* [EXTRAIT DU TEXTE]
┌──

In memoriam Claude Lévi-Strauss

Peu nombreux les auteurs ou les artistes dont la mort nous affecte. Il faut avoir été profondément bousculé par une de leurs œuvre, que leurs mots ou leur musique aient touché très profondément en nous, là où se forment les grandes certitudes, les grands projets d’une vie, il faut que l’inconscient ait reconnu en eux une figure dont notre être avait besoin pour grandir. La disparition nous révèle donc tout cela qui était informulé jusque là.

Ému par l’annonce de la mort de Claude Lévi-Strauss, je me dis intérieurement deux choses. Tout d’abord, je pris peur que ses œuvres tombent d’un coup dans l’oubli, qu’elles disparaissent avec lui. Étonnante frayeur. Et puis dans le même temps je compris qu’elles auraient maintenant la liberté de résonner dans l’éternité. Les deux vers finals du « Toast funèbre » me sont revenus en tête naturellement, « Le sépulcre solide où gît tout ce qui nuit, / Et l’avare silence et la massive nuit. » Quand disparaît un grand auteur, il arrache à son œuvre la garantie existentielle de son travail, mais voilà que cela peut-être profitable : les paroles ne sont plus les exceptions du tragique silence d’un homme, mais la trace, devenue un absolu, de ce qu’il fut. Quand meurt un auteur, nous nous devons de nous adresser à l’éternel retenu dans son œuvre ; d’en reconnaître la part historique, conjoncturelle, pour mieux discerner ce qui restera.

└──

* [DONNÉES FOURNIES]

┌──

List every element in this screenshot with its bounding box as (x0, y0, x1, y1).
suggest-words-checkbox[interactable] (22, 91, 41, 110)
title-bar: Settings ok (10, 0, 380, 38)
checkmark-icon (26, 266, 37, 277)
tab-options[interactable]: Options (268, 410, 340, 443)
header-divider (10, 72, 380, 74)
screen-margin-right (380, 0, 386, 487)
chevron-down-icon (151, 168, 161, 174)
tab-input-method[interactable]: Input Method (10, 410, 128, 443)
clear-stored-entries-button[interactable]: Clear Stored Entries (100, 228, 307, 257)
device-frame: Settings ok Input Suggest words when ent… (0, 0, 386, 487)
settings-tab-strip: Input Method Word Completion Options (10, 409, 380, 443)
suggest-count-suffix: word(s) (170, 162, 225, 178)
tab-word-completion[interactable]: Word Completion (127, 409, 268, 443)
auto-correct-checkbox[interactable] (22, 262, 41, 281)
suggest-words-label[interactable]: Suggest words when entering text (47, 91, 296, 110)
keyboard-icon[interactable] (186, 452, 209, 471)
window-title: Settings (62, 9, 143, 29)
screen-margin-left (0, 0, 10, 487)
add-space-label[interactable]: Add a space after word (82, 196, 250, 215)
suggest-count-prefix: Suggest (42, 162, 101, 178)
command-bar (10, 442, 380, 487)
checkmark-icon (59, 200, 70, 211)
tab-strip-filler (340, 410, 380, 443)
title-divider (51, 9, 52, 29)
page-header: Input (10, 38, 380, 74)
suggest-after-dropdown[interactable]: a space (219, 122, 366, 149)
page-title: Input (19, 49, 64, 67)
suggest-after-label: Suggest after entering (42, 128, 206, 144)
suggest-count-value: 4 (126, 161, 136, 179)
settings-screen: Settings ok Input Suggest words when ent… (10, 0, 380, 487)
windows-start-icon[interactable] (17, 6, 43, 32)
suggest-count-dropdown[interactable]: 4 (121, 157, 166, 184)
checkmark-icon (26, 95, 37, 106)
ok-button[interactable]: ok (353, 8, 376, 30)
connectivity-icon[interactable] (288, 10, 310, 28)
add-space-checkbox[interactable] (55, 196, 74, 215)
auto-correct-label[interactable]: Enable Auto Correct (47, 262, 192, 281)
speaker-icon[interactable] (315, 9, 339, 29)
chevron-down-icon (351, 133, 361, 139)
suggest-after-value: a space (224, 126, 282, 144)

└──

* [LISTE DES ACTIVITÉS]
(A) Dans l'extrait, quel poème est cité pour ses deux vers finals ?
(B) Recopiez mot pour mot l'extrait, de « Peu nombreux les » à « informulé jusque là. ».

* [RÉPONSES ATTENDUES]
(A) Le « Toast funèbre ».

(B)
Peu nombreux les auteurs ou les artistes dont la mort nous affecte. Il faut avoir été profondément bousculé par une de leurs œuvre, que leurs mots ou leur musique aient touché très profondément en nous, là où se forment les grandes certitudes, les grands projets d’une vie, il faut que l’inconscient ait reconnu en eux une figure dont notre être avait besoin pour grandir. La disparition nous révèle donc tout cela qui était informulé jusque là.